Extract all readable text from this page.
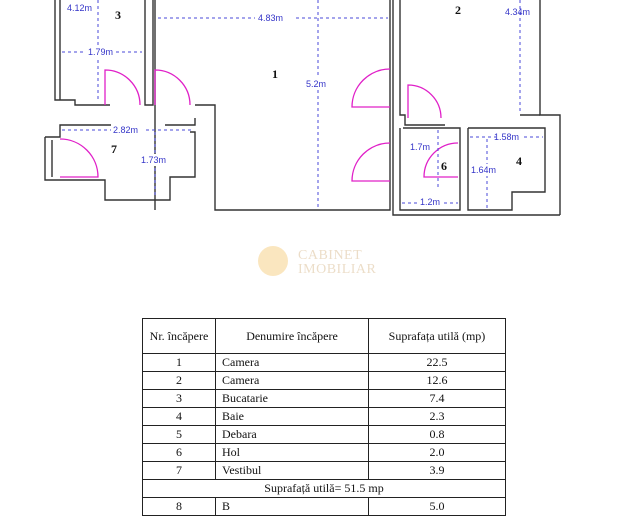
4.83m
5.2m
4.34m
4.12m
1.79m
1.58m
1.64m
1.7m
1.2m
2.82m
1.73m
1
2
3
4
6
7
CABINET
IMOBILIAR
Nr. încăpere	Denumire încăpere	Suprafața utilă (mp)
1	Camera	22.5
2	Camera	12.6
3	Bucatarie	7.4
4	Baie	2.3
5	Debara	0.8
6	Hol	2.0
7	Vestibul	3.9
Suprafață utilă= 51.5 mp		
8	B	5.0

---*---

# [Exercise]
Gather every line from the listing above in which the word "utilă" appears.

# [Answer]
Nr. încăpere	Denumire încăpere	Suprafața utilă (mp)
Suprafață utilă= 51.5 mp		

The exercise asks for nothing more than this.